▶ _WHAT YOU HAVE TO DO_
Tally how many lines of these entries hold the string "delle". Return the number alone.

▶ _INFORMATION GIVEN_
((

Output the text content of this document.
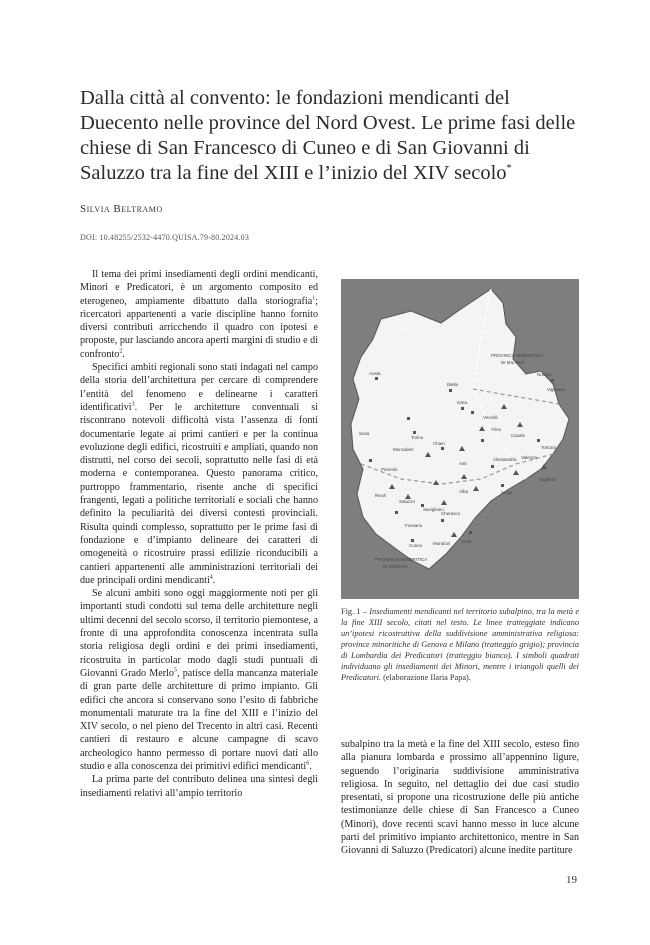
Dalla città al convento: le fondazioni mendicanti del Duecento nelle province del Nord Ovest. Le prime fasi delle chiese di San Francesco di Cuneo e di San Giovanni di Saluzzo tra la fine del XIII e l’inizio del XIV secolo*
Silvia Beltramo
DOI: 10.48255/2532-4470.QUISA.79-80.2024.03

Il tema dei primi insediamenti degli ordini mendicanti, Minori e Predicatori, è un argomento composito ed eterogeneo, ampiamente dibattuto dalla storiografia$^1$; ricercatori appartenenti a varie discipline hanno fornito diversi contributi arricchendo il quadro con ipotesi e proposte, pur lasciando ancora aperti margini di studio e di confronto$^2$.

Specifici ambiti regionali sono stati indagati nel campo della storia dell’architettura per cercare di comprendere l’entità del fenomeno e delinearne i caratteri identificativi$^3$. Per le architetture conventuali si riscontrano notevoli difficoltà vista l’assenza di fonti documentarie legate ai primi cantieri e per la continua evoluzione degli edifici, ricostruiti e ampliati, quando non distrutti, nel corso dei secoli, soprattutto nelle fasi di età moderna e contemporanea. Questo panorama critico, purtroppo frammentario, risente anche di specifici frangenti, legati a politiche territoriali e sociali che hanno definito la peculiarità dei diversi contesti provinciali. Risulta quindi complesso, soprattutto per le prime fasi di fondazione e d’impianto delineare dei caratteri di omogeneità o ricostruire prassi edilizie riconducibili a cantieri appartenenti alle amministrazioni territoriali dei due principali ordini mendicanti$^4$.

Se alcuni ambiti sono oggi maggiormente noti per gli importanti studi condotti sul tema delle architetture negli ultimi decenni del secolo scorso, il territorio piemontese, a fronte di una approfondita conoscenza incentrata sulla storia religiosa degli ordini e dei primi insediamenti, ricostruita in particolar modo dagli studi puntuali di Giovanni Grado Merlo$^5$, patisce della mancanza materiale di gran parte delle architetture di primo impianto. Gli edifici che ancora si conservano sono l’esito di fabbriche monumentali maturate tra la fine del XIII e l’inizio del XIV secolo, o nel pieno del Trecento in altri casi. Recenti cantieri di restauro e alcune campagne di scavo archeologico hanno permesso di portare nuovi dati allo studio e alla conoscenza dei primitivi edifici mendicanti$^6$.

La prima parte del contributo delinea una sintesi degli insediamenti relativi all’ampio territorio

PROVINCIA DI LOMBARDIA
DEI PREDICATORI
PROVINCIA MINORITICA
DI MILANO
PROVINCIA MINORITICA
DI GENOVA
Aosta
Biella
Ivrea
Vercelli
Novara
Chieri
Torino
Moncalieri
Asti
Alessandria
Tortona
Casale
Pinerolo
Saluzzo
Savigliano
Cherasco
Alba
Mondovì
Cuneo
Fossano
Ceva
Acqui
Valenza
Voghera
Susa
Rivoli
Trino
Vigevano
Fig. 1 – Insediamenti mendicanti nel territorio subalpino, tra la metà e la fine XIII secolo, citati nel testo. Le linee tratteggiate indicano un’ipotesi ricostruttiva della suddivisione amministrativa religiosa: province minoritiche di Genova e Milano (tratteggio grigio); provincia di Lombardia dei Predicatori (tratteggio bianco). I simboli quadrati individuano gli insediamenti dei Minori, mentre i triangoli quelli dei Predicatori. (elaborazione Ilaria Papa).

subalpino tra la metà e la fine del XIII secolo, esteso fino alla pianura lombarda e prossimo all’appennino ligure, seguendo l’originaria suddivisione amministrativa religiosa. In seguito, nel dettaglio dei due casi studio presentati, si propone una ricostruzione delle più antiche testimonianze delle chiese di San Francesco a Cuneo (Minori), dove recenti scavi hanno messo in luce alcune parti del primitivo impianto architettonico, mentre in San Giovanni di Saluzzo (Predicatori) alcune inedite partiture

19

))

▶ _RESPONSE FOR THIS EXERCISE_
3